Your objective:
Below are the records; collect from them each line containing the string "ylabel".

Records supplied:
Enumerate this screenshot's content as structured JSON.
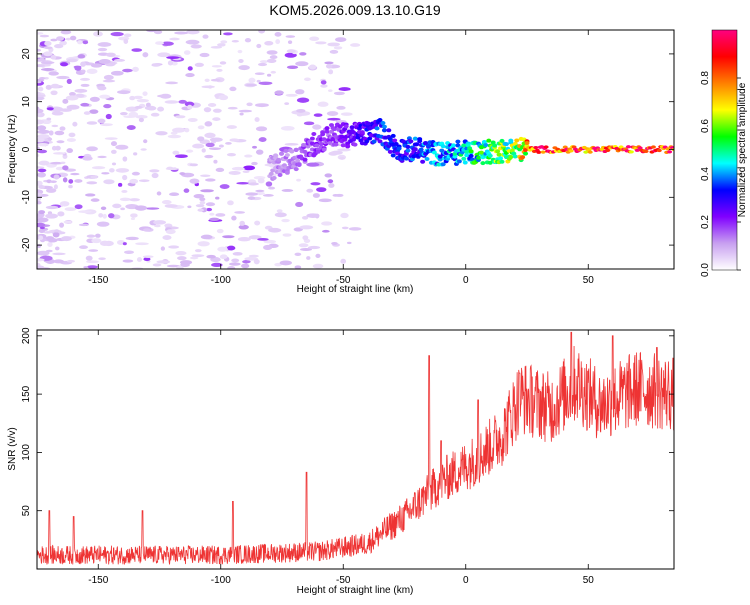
{
  "title": "KOM5.2026.009.13.10.G19",
  "chart_data": [
    {
      "type": "heatmap",
      "xlabel": "Height of straight line (km)",
      "ylabel": "Frequency (Hz)",
      "xlim": [
        -175,
        85
      ],
      "ylim": [
        -25,
        25
      ],
      "x_ticks": [
        -150,
        -100,
        -50,
        0,
        50
      ],
      "y_ticks": [
        -20,
        -10,
        0,
        10,
        20
      ],
      "colorbar": {
        "label": "Normalized spectral amplitude",
        "range": [
          0,
          1
        ],
        "ticks": [
          0.0,
          0.2,
          0.4,
          0.6,
          0.8
        ],
        "colors": [
          "#ffffff",
          "#c8a0f0",
          "#8000ff",
          "#0000ff",
          "#00ffff",
          "#00ff00",
          "#ffff00",
          "#ff8000",
          "#ff0000",
          "#ff0080"
        ]
      },
      "ridge": [
        {
          "x": -80,
          "y": -4,
          "amp": 0.12
        },
        {
          "x": -70,
          "y": -2,
          "amp": 0.15
        },
        {
          "x": -62,
          "y": 1,
          "amp": 0.2
        },
        {
          "x": -55,
          "y": 3,
          "amp": 0.18
        },
        {
          "x": -45,
          "y": 3,
          "amp": 0.25
        },
        {
          "x": -35,
          "y": 4,
          "amp": 0.35
        },
        {
          "x": -28,
          "y": 0,
          "amp": 0.3
        },
        {
          "x": -20,
          "y": 0,
          "amp": 0.35
        },
        {
          "x": -10,
          "y": -1,
          "amp": 0.4
        },
        {
          "x": 0,
          "y": -0.5,
          "amp": 0.45
        },
        {
          "x": 10,
          "y": -0.5,
          "amp": 0.55
        },
        {
          "x": 20,
          "y": 0,
          "amp": 0.6
        },
        {
          "x": 30,
          "y": 0,
          "amp": 0.9
        },
        {
          "x": 85,
          "y": 0,
          "amp": 0.95
        }
      ]
    },
    {
      "type": "line",
      "xlabel": "Height of straight line (km)",
      "ylabel": "SNR (v/v)",
      "xlim": [
        -175,
        85
      ],
      "ylim": [
        0,
        205
      ],
      "x_ticks": [
        -150,
        -100,
        -50,
        0,
        50
      ],
      "y_ticks": [
        50,
        100,
        150,
        200
      ],
      "series_color": "#ee3333",
      "trend": [
        {
          "x": -175,
          "y": 12
        },
        {
          "x": -150,
          "y": 12
        },
        {
          "x": -100,
          "y": 12
        },
        {
          "x": -60,
          "y": 15
        },
        {
          "x": -40,
          "y": 22
        },
        {
          "x": -25,
          "y": 45
        },
        {
          "x": -10,
          "y": 75
        },
        {
          "x": 5,
          "y": 95
        },
        {
          "x": 15,
          "y": 115
        },
        {
          "x": 22,
          "y": 148
        },
        {
          "x": 35,
          "y": 138
        },
        {
          "x": 45,
          "y": 160
        },
        {
          "x": 55,
          "y": 140
        },
        {
          "x": 70,
          "y": 155
        },
        {
          "x": 85,
          "y": 150
        }
      ],
      "spikes": [
        {
          "x": -170,
          "y": 50
        },
        {
          "x": -160,
          "y": 45
        },
        {
          "x": -132,
          "y": 50
        },
        {
          "x": -95,
          "y": 58
        },
        {
          "x": -65,
          "y": 83
        },
        {
          "x": -15,
          "y": 183
        },
        {
          "x": -10,
          "y": 110
        },
        {
          "x": 5,
          "y": 145
        },
        {
          "x": 22,
          "y": 168
        },
        {
          "x": 43,
          "y": 203
        },
        {
          "x": 60,
          "y": 200
        },
        {
          "x": 78,
          "y": 190
        }
      ]
    }
  ]
}
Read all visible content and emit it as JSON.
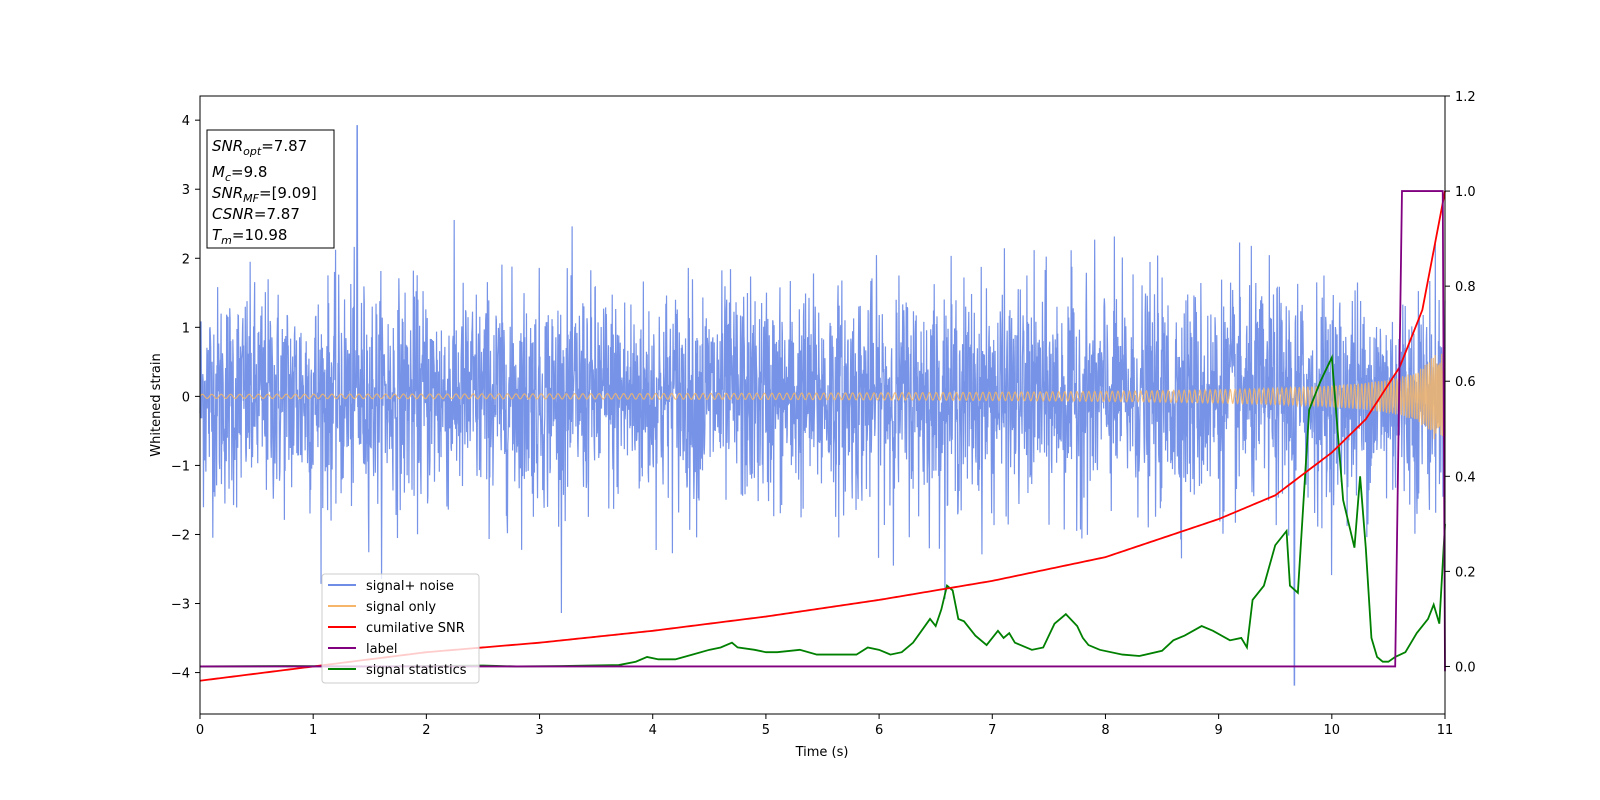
{
  "chart_data": {
    "type": "line",
    "xlabel": "Time (s)",
    "ylabel": "Whitened strain",
    "xlim": [
      0,
      11
    ],
    "ylim": [
      -4.6,
      4.35
    ],
    "ylim_right": [
      -0.1,
      1.2
    ],
    "x_ticks": [
      0,
      1,
      2,
      3,
      4,
      5,
      6,
      7,
      8,
      9,
      10,
      11
    ],
    "y_ticks": [
      -4,
      -3,
      -2,
      -1,
      0,
      1,
      2,
      3,
      4
    ],
    "y_ticks_right": [
      0.0,
      0.2,
      0.4,
      0.6,
      0.8,
      1.0,
      1.2
    ],
    "info_box": {
      "snr_opt": {
        "base": "SNR",
        "sub": "opt",
        "value": "=7.87"
      },
      "mc": {
        "base": "M",
        "sub": "c",
        "value": "=9.8"
      },
      "snr_mf": {
        "base": "SNR",
        "sub": "MF",
        "value": "=[9.09]"
      },
      "csnr": {
        "base": "CSNR",
        "value": "=7.87"
      },
      "tm": {
        "base": "T",
        "sub": "m",
        "value": "=10.98"
      }
    },
    "series": [
      {
        "name": "signal+ noise",
        "axis": "left",
        "color": "#6f8de6",
        "description": "white noise band, roughly -1.5 to 1.5 with spikes to about ±3.5; max 3.92 at t=1.39, min -4.18 at t=9.67"
      },
      {
        "name": "signal only",
        "axis": "left",
        "color": "#f5b66a",
        "description": "chirp, amplitude ~0.03 rising to ~0.6 near t=11"
      },
      {
        "name": "cumilative SNR",
        "axis": "right",
        "color": "#ff0000",
        "x": [
          0,
          1,
          2,
          3,
          4,
          5,
          6,
          7,
          8,
          9,
          9.5,
          10,
          10.3,
          10.6,
          10.8,
          11
        ],
        "y": [
          -0.03,
          0.0,
          0.03,
          0.05,
          0.075,
          0.105,
          0.14,
          0.18,
          0.23,
          0.31,
          0.36,
          0.45,
          0.52,
          0.63,
          0.75,
          1.0
        ]
      },
      {
        "name": "label",
        "axis": "right",
        "color": "#800080",
        "x": [
          0,
          10.56,
          10.62,
          10.95,
          10.98,
          11
        ],
        "y": [
          0,
          0,
          1,
          1,
          1,
          -0.01
        ]
      },
      {
        "name": "signal statistics",
        "axis": "right",
        "color": "#008000",
        "x": [
          0,
          0.8,
          1.5,
          2.5,
          2.8,
          3.2,
          3.7,
          3.85,
          3.95,
          4.05,
          4.2,
          4.35,
          4.5,
          4.6,
          4.7,
          4.75,
          4.9,
          5.0,
          5.1,
          5.3,
          5.45,
          5.6,
          5.8,
          5.9,
          6.0,
          6.1,
          6.2,
          6.3,
          6.45,
          6.5,
          6.55,
          6.6,
          6.65,
          6.7,
          6.75,
          6.85,
          6.95,
          7.05,
          7.1,
          7.15,
          7.2,
          7.25,
          7.35,
          7.45,
          7.55,
          7.65,
          7.75,
          7.8,
          7.85,
          7.95,
          8.15,
          8.3,
          8.5,
          8.6,
          8.7,
          8.85,
          8.95,
          9.1,
          9.2,
          9.25,
          9.3,
          9.4,
          9.5,
          9.6,
          9.63,
          9.7,
          9.8,
          9.9,
          10.0,
          10.1,
          10.15,
          10.2,
          10.25,
          10.3,
          10.35,
          10.4,
          10.45,
          10.5,
          10.56,
          10.65,
          10.75,
          10.85,
          10.9,
          10.95,
          11.0
        ],
        "y": [
          0.0,
          0.001,
          0.0,
          0.002,
          0.0,
          0.001,
          0.003,
          0.01,
          0.02,
          0.015,
          0.015,
          0.025,
          0.035,
          0.04,
          0.05,
          0.04,
          0.035,
          0.03,
          0.03,
          0.035,
          0.025,
          0.025,
          0.025,
          0.04,
          0.035,
          0.025,
          0.03,
          0.05,
          0.1,
          0.085,
          0.12,
          0.17,
          0.16,
          0.1,
          0.095,
          0.065,
          0.045,
          0.075,
          0.06,
          0.07,
          0.05,
          0.045,
          0.035,
          0.04,
          0.09,
          0.11,
          0.085,
          0.06,
          0.045,
          0.035,
          0.025,
          0.022,
          0.033,
          0.055,
          0.065,
          0.085,
          0.075,
          0.055,
          0.06,
          0.04,
          0.14,
          0.17,
          0.255,
          0.285,
          0.17,
          0.155,
          0.54,
          0.6,
          0.65,
          0.35,
          0.3,
          0.25,
          0.4,
          0.25,
          0.06,
          0.02,
          0.01,
          0.01,
          0.02,
          0.03,
          0.07,
          0.1,
          0.13,
          0.09,
          0.3
        ]
      }
    ],
    "legend": {
      "position": "lower-left",
      "entries": [
        "signal+ noise",
        "signal only",
        "cumilative SNR",
        "label",
        "signal statistics"
      ]
    }
  }
}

Exercise output:
      "ylabel": "Frequency (Hz)",
      "ylabel": "SNR (v/v)",
    "ylabel": "Whitened strain",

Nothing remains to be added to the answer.